• [Your task] Output exactly, please, the lines of the records below from the one containing "Extract all readable text from this page." through the final line.

• [Data provided]

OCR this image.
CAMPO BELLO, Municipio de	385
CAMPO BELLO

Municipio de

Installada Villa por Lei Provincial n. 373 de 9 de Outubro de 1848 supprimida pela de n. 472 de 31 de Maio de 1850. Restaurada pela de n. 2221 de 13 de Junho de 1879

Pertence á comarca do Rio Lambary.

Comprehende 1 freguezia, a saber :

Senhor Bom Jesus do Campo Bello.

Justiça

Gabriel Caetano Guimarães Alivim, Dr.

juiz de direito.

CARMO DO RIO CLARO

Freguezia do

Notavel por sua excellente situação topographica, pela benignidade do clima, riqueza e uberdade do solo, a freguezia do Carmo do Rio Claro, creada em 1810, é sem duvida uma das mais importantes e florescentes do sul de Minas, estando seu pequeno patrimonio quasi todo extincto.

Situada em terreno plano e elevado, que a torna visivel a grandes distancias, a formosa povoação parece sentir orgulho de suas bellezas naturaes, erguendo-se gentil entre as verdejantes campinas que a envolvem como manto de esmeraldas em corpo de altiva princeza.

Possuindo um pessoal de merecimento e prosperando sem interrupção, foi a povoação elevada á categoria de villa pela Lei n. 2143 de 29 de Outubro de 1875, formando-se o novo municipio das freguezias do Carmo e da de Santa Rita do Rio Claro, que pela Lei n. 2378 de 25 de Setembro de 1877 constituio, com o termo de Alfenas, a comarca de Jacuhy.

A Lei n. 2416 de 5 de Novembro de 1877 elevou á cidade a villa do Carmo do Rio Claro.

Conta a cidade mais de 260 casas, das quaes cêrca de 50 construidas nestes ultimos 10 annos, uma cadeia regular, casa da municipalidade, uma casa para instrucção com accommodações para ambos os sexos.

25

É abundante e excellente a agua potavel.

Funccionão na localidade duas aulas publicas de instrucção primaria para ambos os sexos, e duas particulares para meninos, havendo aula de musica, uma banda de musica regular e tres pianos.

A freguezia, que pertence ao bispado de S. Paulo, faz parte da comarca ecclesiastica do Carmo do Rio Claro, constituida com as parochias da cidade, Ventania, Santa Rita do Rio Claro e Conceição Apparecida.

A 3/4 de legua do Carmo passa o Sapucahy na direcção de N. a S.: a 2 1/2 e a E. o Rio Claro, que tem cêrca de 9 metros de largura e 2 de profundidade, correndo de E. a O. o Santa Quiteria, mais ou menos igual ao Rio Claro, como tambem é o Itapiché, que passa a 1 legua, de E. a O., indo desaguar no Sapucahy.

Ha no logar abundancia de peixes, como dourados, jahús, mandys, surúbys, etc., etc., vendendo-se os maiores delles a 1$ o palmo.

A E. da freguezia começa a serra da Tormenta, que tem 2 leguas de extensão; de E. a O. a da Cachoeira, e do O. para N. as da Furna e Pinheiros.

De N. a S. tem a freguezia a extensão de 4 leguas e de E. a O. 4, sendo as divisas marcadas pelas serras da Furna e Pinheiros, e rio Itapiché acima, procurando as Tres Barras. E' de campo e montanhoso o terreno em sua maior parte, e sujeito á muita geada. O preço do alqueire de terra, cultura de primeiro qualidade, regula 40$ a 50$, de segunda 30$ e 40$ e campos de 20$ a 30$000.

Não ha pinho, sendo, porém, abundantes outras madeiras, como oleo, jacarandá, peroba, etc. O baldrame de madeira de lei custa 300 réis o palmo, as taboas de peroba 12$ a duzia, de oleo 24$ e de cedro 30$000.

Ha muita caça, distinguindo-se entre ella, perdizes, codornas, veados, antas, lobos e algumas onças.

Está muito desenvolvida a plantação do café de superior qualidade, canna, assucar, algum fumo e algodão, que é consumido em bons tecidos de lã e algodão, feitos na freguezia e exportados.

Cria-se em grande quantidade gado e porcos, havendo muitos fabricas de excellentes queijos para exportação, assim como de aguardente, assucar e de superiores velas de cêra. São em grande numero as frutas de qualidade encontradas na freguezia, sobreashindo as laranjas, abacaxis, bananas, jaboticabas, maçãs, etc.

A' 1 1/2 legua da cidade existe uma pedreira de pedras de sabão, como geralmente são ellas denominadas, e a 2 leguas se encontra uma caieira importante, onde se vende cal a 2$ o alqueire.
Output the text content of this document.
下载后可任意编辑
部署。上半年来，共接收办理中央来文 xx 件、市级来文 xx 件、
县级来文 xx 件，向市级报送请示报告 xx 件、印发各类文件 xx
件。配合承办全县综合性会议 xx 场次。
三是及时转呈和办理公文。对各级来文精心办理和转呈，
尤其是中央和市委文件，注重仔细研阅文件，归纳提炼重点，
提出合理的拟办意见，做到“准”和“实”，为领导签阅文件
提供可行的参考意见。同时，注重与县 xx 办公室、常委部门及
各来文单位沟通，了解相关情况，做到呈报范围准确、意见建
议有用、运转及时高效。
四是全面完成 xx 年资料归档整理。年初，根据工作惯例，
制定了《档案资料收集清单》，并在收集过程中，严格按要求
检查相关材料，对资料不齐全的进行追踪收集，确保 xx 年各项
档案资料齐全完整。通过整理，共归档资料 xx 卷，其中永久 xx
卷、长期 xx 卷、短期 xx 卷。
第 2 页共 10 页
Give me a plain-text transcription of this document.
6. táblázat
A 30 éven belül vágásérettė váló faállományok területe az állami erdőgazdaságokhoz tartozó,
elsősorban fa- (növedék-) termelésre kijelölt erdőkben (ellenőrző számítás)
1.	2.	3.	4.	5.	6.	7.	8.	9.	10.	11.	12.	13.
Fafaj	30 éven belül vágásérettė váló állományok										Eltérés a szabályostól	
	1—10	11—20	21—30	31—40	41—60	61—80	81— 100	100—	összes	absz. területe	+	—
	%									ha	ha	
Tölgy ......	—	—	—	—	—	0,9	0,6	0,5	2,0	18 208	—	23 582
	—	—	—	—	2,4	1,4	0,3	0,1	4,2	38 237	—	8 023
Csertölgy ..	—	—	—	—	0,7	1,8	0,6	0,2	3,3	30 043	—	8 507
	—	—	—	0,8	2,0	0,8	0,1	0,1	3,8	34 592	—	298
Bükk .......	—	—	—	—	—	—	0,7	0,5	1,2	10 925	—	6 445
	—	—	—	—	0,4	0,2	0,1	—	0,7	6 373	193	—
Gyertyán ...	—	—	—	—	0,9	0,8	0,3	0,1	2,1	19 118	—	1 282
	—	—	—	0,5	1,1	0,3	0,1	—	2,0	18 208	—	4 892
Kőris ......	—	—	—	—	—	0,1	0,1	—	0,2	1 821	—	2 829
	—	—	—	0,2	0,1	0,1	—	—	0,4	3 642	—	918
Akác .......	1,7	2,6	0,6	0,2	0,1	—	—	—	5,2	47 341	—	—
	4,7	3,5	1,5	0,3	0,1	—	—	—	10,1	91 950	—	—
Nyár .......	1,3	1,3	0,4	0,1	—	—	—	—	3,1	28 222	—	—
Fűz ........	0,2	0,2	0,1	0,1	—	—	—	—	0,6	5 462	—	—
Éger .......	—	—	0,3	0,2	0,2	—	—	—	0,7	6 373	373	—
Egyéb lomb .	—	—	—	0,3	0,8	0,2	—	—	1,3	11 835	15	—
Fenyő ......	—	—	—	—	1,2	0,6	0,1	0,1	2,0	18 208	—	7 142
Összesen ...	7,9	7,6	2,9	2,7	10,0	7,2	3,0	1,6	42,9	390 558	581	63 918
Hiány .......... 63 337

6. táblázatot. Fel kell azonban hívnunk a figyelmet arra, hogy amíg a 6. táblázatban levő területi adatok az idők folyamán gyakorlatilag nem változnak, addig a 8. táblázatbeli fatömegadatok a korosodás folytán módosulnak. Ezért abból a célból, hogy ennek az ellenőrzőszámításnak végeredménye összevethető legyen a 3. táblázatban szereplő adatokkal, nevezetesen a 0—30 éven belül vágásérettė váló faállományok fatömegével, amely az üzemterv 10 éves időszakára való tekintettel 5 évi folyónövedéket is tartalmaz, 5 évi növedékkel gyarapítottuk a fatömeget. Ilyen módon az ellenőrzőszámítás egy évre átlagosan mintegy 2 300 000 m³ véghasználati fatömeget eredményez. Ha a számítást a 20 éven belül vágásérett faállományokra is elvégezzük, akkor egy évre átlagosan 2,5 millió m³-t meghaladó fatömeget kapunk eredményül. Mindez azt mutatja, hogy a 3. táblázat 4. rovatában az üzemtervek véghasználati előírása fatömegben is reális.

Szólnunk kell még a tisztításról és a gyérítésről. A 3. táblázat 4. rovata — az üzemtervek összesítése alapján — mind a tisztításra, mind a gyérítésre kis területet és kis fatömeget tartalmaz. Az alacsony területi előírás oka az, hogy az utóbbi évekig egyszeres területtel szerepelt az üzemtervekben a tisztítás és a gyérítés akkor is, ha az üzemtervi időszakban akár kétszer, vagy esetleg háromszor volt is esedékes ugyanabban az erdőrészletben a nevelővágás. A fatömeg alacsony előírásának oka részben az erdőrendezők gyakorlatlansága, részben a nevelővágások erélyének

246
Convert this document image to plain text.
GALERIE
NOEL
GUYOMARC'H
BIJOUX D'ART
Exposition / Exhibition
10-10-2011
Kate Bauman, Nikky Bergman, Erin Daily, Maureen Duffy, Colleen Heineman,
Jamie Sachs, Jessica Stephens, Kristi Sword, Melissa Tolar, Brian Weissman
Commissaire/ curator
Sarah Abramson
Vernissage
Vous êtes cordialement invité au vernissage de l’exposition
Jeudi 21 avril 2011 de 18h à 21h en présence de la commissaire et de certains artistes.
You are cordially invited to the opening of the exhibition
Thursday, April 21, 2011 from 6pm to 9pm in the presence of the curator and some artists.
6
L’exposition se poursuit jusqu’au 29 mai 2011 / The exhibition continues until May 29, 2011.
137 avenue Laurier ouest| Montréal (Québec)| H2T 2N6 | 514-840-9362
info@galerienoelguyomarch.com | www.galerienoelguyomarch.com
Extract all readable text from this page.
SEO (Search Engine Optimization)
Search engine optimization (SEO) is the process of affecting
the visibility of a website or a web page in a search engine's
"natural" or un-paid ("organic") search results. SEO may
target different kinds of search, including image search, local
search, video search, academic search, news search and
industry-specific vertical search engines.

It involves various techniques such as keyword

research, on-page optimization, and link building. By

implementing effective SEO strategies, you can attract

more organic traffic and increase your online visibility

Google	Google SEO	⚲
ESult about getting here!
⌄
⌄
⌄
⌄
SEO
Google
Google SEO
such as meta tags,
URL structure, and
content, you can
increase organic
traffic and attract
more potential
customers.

• [Correct result]
Extract all readable text from this page.
SEO (Search Engine Optimization)
Search engine optimization (SEO) is the process of affecting
the visibility of a website or a web page in a search engine's
"natural" or un-paid ("organic") search results. SEO may
target different kinds of search, including image search, local
search, video search, academic search, news search and
industry-specific vertical search engines.

It involves various techniques such as keyword

research, on-page optimization, and link building. By

implementing effective SEO strategies, you can attract

more organic traffic and increase your online visibility

Google	Google SEO	⚲
ESult about getting here!
⌄
⌄
⌄
⌄
SEO
Google
Google SEO
such as meta tags,
URL structure, and
content, you can
increase organic
traffic and attract
more potential
customers.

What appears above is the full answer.